(Records from a collection of figures)
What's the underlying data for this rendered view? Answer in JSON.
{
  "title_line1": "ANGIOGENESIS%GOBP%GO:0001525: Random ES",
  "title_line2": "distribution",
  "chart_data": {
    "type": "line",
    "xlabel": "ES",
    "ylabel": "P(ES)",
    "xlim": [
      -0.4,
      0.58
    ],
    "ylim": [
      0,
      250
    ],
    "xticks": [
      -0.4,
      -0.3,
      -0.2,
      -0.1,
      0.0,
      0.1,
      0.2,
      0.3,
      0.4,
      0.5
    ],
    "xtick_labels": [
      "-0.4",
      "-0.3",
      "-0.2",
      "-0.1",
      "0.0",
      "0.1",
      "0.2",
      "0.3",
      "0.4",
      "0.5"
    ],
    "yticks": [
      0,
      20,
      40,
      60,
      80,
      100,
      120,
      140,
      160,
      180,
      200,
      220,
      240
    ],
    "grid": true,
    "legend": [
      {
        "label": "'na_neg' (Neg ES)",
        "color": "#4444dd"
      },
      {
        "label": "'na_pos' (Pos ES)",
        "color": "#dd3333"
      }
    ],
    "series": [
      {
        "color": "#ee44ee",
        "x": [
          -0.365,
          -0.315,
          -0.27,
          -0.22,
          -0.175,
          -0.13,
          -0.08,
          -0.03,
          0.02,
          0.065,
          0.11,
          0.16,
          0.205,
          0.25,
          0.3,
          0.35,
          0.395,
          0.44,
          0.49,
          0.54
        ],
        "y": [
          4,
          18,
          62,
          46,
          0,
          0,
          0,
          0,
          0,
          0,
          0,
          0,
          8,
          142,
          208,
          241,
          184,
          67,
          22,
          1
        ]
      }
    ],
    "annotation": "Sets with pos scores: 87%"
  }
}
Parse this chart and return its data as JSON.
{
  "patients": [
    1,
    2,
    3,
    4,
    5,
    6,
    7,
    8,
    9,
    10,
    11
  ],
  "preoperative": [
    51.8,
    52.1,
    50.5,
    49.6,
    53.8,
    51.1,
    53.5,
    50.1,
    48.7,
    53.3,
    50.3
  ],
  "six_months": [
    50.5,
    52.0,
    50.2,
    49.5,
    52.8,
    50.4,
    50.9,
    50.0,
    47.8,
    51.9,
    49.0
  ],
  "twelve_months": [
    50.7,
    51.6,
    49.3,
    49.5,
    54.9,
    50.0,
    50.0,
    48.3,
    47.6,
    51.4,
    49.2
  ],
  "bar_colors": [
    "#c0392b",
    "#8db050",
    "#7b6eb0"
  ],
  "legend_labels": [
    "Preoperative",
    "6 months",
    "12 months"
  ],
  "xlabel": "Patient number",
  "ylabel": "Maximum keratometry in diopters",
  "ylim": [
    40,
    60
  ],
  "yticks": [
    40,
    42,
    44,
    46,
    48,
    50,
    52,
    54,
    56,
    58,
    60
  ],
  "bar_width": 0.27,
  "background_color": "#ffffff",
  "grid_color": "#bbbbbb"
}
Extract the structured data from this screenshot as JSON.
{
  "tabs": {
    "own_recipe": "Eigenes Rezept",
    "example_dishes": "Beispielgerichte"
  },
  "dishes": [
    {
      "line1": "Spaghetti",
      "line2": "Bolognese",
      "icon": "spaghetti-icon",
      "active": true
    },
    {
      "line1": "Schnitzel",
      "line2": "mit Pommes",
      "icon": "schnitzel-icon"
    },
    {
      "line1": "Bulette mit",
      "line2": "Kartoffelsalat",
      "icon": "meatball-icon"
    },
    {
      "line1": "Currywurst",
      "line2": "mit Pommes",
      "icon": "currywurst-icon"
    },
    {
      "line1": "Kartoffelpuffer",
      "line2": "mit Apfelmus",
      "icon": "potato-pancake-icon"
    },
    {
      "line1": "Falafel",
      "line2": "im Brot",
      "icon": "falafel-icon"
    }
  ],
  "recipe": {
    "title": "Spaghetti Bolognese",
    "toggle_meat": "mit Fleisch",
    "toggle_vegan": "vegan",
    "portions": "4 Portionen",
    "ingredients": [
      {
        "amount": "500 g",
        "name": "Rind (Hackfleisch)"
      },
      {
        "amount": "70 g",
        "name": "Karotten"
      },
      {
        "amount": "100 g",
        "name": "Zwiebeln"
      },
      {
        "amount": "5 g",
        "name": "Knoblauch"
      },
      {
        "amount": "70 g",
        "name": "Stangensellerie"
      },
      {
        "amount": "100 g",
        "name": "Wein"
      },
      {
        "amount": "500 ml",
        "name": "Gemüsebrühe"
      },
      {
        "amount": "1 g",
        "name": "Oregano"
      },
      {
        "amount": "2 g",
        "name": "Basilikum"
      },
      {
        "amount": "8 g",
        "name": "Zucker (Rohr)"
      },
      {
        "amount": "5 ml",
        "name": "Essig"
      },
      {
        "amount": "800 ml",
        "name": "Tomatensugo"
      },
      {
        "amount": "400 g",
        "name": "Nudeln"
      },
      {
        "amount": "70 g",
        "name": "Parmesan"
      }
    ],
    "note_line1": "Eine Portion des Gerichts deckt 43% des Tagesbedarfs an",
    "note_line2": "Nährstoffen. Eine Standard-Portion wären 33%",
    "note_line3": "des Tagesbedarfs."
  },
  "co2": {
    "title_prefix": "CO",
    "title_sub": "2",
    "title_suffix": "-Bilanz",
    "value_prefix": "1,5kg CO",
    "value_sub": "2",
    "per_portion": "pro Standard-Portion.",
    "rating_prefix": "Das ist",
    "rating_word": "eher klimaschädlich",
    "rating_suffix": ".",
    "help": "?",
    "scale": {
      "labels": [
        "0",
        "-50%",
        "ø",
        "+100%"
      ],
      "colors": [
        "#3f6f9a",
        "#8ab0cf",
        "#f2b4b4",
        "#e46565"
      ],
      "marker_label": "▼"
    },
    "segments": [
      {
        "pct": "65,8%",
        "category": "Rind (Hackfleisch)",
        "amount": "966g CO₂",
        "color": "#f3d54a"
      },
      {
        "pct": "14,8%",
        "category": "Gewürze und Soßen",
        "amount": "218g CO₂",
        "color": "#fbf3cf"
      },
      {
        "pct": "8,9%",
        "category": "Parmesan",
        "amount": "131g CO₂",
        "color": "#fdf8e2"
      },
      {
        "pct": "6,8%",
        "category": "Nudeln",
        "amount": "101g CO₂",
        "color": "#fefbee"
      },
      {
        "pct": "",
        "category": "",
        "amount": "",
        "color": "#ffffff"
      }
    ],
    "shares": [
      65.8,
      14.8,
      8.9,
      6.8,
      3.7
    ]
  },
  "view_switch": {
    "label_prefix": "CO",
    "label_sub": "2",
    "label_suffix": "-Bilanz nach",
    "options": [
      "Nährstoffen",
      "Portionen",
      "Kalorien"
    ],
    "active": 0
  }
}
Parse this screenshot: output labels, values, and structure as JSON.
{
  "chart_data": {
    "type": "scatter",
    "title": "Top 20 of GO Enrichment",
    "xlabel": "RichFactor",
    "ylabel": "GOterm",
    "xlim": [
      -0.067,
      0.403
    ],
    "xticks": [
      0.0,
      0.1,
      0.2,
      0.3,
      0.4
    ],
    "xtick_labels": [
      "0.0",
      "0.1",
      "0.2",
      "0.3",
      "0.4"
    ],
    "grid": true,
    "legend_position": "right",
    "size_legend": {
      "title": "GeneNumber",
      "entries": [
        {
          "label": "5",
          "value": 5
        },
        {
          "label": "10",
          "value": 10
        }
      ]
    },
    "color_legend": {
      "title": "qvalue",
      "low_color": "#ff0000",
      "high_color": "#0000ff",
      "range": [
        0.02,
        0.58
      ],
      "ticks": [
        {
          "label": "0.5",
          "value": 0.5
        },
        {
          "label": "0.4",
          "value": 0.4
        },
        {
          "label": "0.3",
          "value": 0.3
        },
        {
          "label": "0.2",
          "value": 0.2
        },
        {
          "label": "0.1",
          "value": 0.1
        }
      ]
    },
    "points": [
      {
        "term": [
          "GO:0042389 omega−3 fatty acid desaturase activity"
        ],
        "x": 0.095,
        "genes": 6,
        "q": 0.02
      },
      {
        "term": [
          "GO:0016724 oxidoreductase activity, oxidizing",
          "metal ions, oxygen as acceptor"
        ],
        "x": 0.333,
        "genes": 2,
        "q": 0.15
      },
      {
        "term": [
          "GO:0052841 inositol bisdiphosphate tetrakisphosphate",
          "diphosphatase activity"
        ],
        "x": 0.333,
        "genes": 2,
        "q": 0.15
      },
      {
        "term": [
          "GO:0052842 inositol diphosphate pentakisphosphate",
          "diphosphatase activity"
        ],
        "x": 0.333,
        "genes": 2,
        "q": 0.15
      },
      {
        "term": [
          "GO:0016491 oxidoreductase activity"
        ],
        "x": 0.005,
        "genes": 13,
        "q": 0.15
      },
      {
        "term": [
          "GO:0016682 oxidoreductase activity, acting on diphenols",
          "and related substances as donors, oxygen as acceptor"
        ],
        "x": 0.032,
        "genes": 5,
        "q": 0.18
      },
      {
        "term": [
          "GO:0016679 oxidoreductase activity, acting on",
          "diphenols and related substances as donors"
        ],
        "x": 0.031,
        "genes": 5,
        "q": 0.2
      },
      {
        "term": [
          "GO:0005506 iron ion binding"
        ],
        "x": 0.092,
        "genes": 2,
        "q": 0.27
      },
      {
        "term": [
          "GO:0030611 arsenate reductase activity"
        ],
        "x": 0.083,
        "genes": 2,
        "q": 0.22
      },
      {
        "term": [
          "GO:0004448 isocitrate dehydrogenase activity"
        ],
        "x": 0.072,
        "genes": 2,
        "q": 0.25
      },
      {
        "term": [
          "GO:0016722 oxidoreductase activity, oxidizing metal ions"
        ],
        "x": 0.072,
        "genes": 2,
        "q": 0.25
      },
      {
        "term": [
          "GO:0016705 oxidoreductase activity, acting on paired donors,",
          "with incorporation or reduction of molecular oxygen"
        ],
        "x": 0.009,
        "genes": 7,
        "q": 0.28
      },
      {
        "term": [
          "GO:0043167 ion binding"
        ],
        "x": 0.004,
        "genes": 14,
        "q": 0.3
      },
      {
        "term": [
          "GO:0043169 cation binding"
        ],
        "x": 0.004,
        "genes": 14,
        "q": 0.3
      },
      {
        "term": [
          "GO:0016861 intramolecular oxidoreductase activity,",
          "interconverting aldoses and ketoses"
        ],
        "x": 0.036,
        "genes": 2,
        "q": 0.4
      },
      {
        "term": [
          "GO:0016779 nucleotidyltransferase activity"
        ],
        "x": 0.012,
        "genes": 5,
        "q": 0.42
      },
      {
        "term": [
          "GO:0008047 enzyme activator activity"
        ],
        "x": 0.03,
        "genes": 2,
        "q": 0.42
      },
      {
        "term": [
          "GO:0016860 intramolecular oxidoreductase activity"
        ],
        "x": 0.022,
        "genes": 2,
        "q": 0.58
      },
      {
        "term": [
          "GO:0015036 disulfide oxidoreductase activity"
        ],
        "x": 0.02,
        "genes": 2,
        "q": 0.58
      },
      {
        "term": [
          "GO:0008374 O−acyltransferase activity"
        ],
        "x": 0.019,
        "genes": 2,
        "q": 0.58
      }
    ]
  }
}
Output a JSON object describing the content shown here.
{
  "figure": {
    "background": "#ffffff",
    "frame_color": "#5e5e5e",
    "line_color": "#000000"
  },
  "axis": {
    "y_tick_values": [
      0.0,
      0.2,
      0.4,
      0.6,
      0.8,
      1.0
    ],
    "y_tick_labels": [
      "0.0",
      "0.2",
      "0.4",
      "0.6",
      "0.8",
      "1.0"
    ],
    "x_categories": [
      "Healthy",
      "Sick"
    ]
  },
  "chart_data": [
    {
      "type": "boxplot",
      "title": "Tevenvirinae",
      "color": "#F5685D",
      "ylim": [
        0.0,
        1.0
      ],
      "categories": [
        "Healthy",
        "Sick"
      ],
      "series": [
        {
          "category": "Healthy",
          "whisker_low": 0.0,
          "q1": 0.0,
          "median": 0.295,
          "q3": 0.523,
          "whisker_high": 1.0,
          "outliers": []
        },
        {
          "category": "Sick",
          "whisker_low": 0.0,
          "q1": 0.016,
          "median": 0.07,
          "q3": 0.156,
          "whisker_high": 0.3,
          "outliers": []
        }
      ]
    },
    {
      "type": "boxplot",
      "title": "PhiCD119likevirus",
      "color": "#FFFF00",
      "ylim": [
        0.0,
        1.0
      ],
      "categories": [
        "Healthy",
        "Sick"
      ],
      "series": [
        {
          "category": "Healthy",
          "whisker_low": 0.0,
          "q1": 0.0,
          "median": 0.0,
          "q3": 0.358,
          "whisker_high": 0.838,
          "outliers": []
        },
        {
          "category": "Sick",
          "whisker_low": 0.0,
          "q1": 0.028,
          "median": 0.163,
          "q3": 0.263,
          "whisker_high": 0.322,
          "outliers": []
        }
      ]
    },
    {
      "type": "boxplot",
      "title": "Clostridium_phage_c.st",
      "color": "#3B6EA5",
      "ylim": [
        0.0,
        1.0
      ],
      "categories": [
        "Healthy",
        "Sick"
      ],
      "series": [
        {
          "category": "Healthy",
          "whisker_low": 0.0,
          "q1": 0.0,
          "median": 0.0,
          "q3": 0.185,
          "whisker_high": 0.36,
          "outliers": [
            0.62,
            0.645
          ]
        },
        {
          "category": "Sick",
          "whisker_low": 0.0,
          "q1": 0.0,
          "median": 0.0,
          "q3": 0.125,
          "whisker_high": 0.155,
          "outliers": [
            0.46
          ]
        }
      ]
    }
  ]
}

— Your task —
Among the lines above, list those that contain the word "JSON".

— Result —
What's the underlying data for this rendered view? Answer in JSON.
Parse this chart and return its data as JSON.
Extract the structured data from this screenshot as JSON.
Parse this screenshot: output labels, values, and structure as JSON.
Output a JSON object describing the content shown here.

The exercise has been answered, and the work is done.